• WRITTEN INSTRUCTION: Copy out every line in the entries below that includes "previous".

• GIVEN INFORMATION:

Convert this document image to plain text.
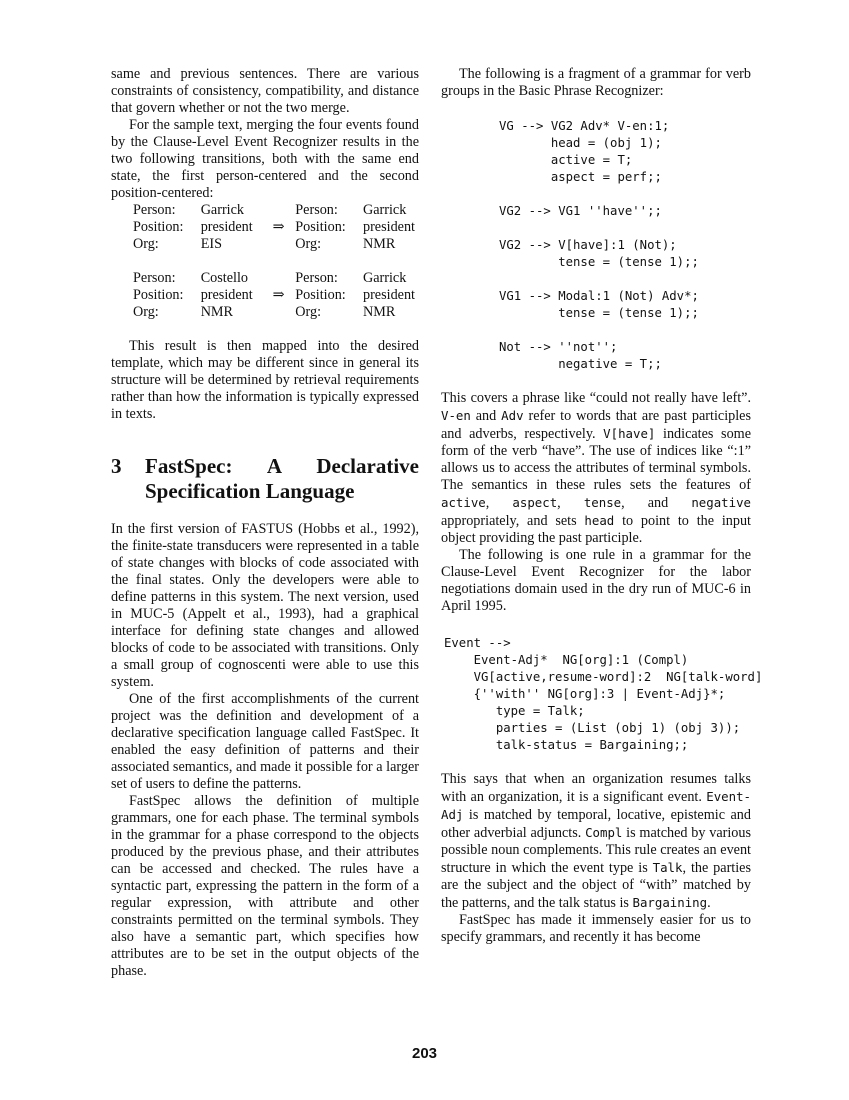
same and previous sentences. There are various constraints of consistency, compatibility, and distance that govern whether or not the two merge.

For the sample text, merging the four events found by the Clause-Level Event Recognizer results in the two following transitions, both with the same end state, the first person-centered and the second position-centered:

Person:	Garrick		Person:	Garrick
Position:	president	⇒	Position:	president
Org:	EIS		Org:	NMR
Person:	Costello		Person:	Garrick
Position:	president	⇒	Position:	president
Org:	NMR		Org:	NMR

This result is then mapped into the desired template, which may be different since in general its structure will be determined by retrieval requirements rather than how the information is typically expressed in texts.

3 FastSpec: A Declarative
Specification Language

In the first version of FASTUS (Hobbs et al., 1992), the finite-state transducers were represented in a table of state changes with blocks of code associated with the final states. Only the developers were able to define patterns in this system. The next version, used in MUC-5 (Appelt et al., 1993), had a graphical interface for defining state changes and allowed blocks of code to be associated with transitions. Only a small group of cognoscenti were able to use this system.

One of the first accomplishments of the current project was the definition and development of a declarative specification language called FastSpec. It enabled the easy definition of patterns and their associated semantics, and made it possible for a larger set of users to define the patterns.

FastSpec allows the definition of multiple grammars, one for each phase. The terminal symbols in the grammar for a phase correspond to the objects produced by the previous phase, and their attributes can be accessed and checked. The rules have a syntactic part, expressing the pattern in the form of a regular expression, with attribute and other constraints permitted on the terminal symbols. They also have a semantic part, which specifies how attributes are to be set in the output objects of the phase.

The following is a fragment of a grammar for verb groups in the Basic Phrase Recognizer:

VG --> VG2 Adv* V-en:1;
head = (obj 1);
active = T;
aspect = perf;;

VG2 --> VG1 ''have'';;

VG2 --> V[have]:1 (Not);
tense = (tense 1);;

VG1 --> Modal:1 (Not) Adv*;
tense = (tense 1);;

Not --> ''not'';
negative = T;;

This covers a phrase like “could not really have left”. V-en and Adv refer to words that are past participles and adverbs, respectively. V[have] indicates some form of the verb “have”. The use of indices like “:1” allows us to access the attributes of terminal symbols. The semantics in these rules sets the features of active, aspect, tense, and negative appropriately, and sets head to point to the input object providing the past participle.

The following is one rule in a grammar for the Clause-Level Event Recognizer for the labor negotiations domain used in the dry run of MUC-6 in April 1995.

Event -->
Event-Adj*  NG[org]:1 (Compl)
VG[active,resume-word]:2  NG[talk-word]
{''with'' NG[org]:3 | Event-Adj}*;
type = Talk;
parties = (List (obj 1) (obj 3));
talk-status = Bargaining;;

This says that when an organization resumes talks with an organization, it is a significant event. Event-Adj is matched by temporal, locative, epistemic and other adverbial adjuncts. Compl is matched by various possible noun complements. This rule creates an event structure in which the event type is Talk, the parties are the subject and the object of “with” matched by the patterns, and the talk status is Bargaining.

FastSpec has made it immensely easier for us to specify grammars, and recently it has become

203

• TASK ANSWER:
same and previous sentences. There are various constraints of consistency, compatibility, and distance that govern whether or not the two merge.
FastSpec allows the definition of multiple grammars, one for each phase. The terminal symbols in the grammar for a phase correspond to the objects produced by the previous phase, and their attributes can be accessed and checked. The rules have a syntactic part, expressing the pattern in the form of a regular expression, with attribute and other constraints permitted on the terminal symbols. They also have a semantic part, which specifies how attributes are to be set in the output objects of the phase.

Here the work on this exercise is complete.